AIM =>
"true" appears in how many lines of the entries? State only the number.

Stored data:
---*---

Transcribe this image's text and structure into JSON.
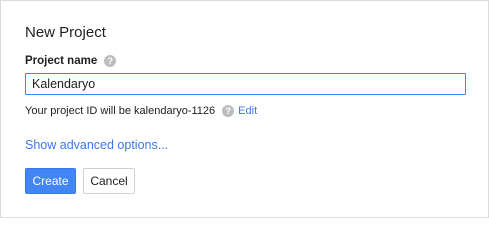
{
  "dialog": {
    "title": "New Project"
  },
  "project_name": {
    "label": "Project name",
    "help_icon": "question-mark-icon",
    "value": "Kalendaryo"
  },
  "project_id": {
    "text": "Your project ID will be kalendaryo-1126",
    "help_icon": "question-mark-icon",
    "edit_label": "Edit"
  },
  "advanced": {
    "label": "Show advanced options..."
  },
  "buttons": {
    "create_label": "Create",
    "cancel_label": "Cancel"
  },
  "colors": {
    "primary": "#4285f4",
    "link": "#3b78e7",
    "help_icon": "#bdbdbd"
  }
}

---*---

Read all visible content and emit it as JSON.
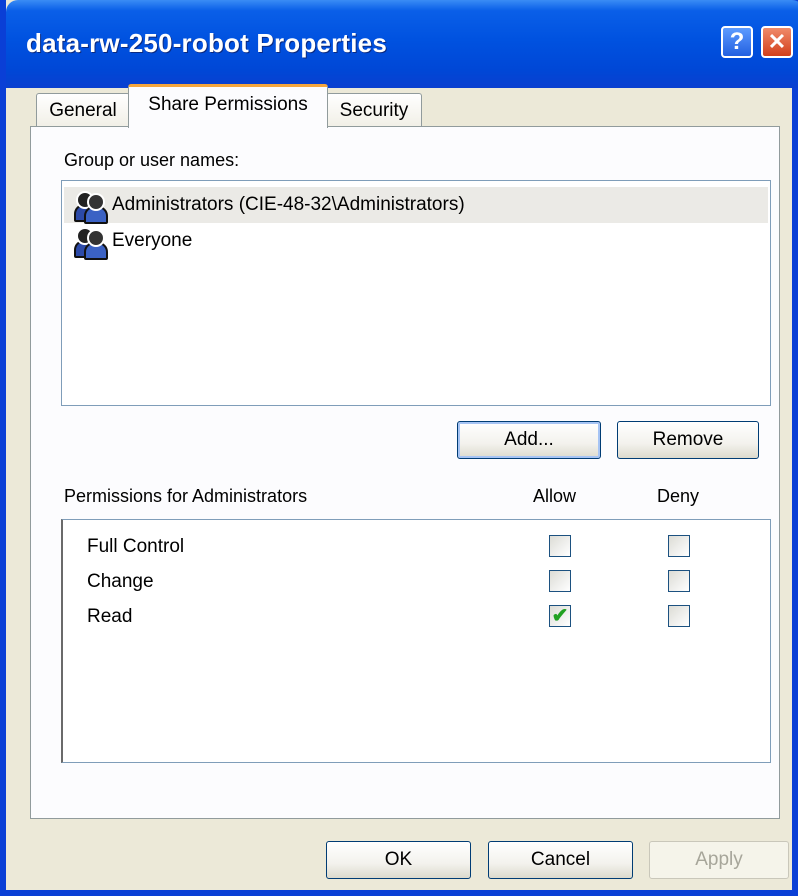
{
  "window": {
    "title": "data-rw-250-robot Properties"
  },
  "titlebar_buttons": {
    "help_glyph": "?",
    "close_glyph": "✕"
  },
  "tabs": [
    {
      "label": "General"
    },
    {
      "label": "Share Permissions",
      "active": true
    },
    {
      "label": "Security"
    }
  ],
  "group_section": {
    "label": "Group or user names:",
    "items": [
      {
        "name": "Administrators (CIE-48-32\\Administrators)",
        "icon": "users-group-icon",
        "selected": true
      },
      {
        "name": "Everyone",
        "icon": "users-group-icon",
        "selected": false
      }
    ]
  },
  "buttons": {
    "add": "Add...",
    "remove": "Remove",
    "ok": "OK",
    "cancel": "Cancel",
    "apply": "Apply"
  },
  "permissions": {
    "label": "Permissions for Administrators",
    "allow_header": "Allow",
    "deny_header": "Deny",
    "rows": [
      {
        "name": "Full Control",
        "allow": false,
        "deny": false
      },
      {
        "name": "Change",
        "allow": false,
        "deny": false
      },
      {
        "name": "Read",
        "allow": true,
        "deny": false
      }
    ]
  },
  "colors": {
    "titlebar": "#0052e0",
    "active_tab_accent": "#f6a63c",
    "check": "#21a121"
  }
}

---*---

COMPLETE RESPONSE =>
3